==== Input records
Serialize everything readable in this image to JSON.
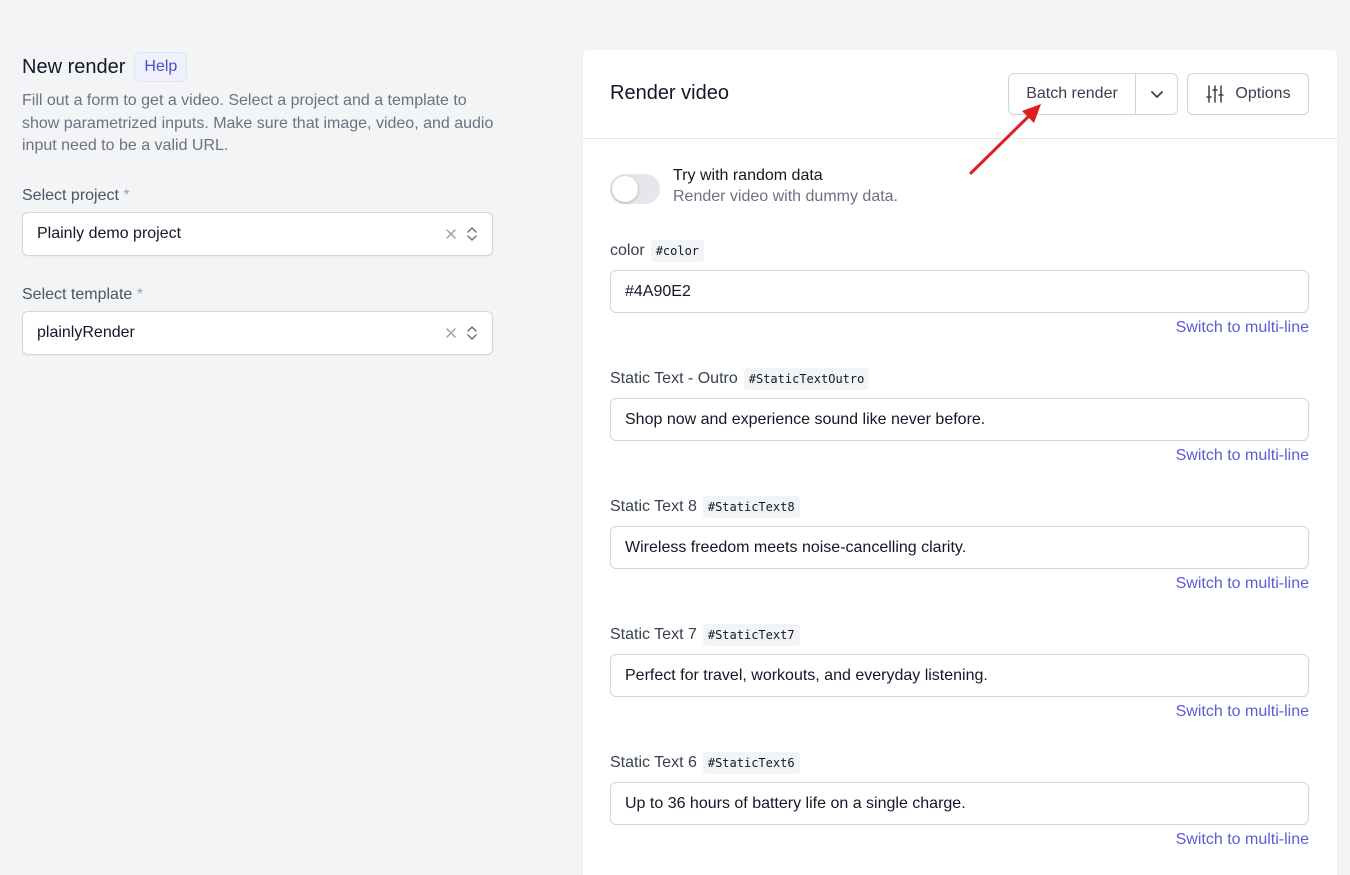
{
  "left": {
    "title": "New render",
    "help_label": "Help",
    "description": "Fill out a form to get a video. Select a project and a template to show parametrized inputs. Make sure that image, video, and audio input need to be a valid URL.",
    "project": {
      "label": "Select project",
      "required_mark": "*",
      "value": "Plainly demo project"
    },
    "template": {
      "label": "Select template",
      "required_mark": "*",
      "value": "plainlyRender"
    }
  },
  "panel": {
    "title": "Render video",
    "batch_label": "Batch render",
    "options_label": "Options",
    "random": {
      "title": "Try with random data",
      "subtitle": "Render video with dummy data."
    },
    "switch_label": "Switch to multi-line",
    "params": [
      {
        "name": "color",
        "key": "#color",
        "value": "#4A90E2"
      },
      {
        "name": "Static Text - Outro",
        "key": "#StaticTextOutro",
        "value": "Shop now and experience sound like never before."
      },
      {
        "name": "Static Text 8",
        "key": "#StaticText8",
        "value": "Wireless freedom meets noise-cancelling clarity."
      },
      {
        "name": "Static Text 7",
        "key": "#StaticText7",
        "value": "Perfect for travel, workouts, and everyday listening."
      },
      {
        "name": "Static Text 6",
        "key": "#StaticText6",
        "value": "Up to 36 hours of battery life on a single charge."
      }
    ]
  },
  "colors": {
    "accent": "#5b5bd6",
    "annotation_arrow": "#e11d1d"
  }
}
========
**Given problem:** All of the data above should be transcribed verbatim, with pictures omitted.

**Response to the exercise:**
Serialize everything readable in this image to JSON.
{
  "left": {
    "title": "New render",
    "help_label": "Help",
    "description": "Fill out a form to get a video. Select a project and a template to show parametrized inputs. Make sure that image, video, and audio input need to be a valid URL.",
    "project": {
      "label": "Select project",
      "required_mark": "*",
      "value": "Plainly demo project"
    },
    "template": {
      "label": "Select template",
      "required_mark": "*",
      "value": "plainlyRender"
    }
  },
  "panel": {
    "title": "Render video",
    "batch_label": "Batch render",
    "options_label": "Options",
    "random": {
      "title": "Try with random data",
      "subtitle": "Render video with dummy data."
    },
    "switch_label": "Switch to multi-line",
    "params": [
      {
        "name": "color",
        "key": "#color",
        "value": "#4A90E2"
      },
      {
        "name": "Static Text - Outro",
        "key": "#StaticTextOutro",
        "value": "Shop now and experience sound like never before."
      },
      {
        "name": "Static Text 8",
        "key": "#StaticText8",
        "value": "Wireless freedom meets noise-cancelling clarity."
      },
      {
        "name": "Static Text 7",
        "key": "#StaticText7",
        "value": "Perfect for travel, workouts, and everyday listening."
      },
      {
        "name": "Static Text 6",
        "key": "#StaticText6",
        "value": "Up to 36 hours of battery life on a single charge."
      }
    ]
  },
  "colors": {
    "accent": "#5b5bd6",
    "annotation_arrow": "#e11d1d"
  }
}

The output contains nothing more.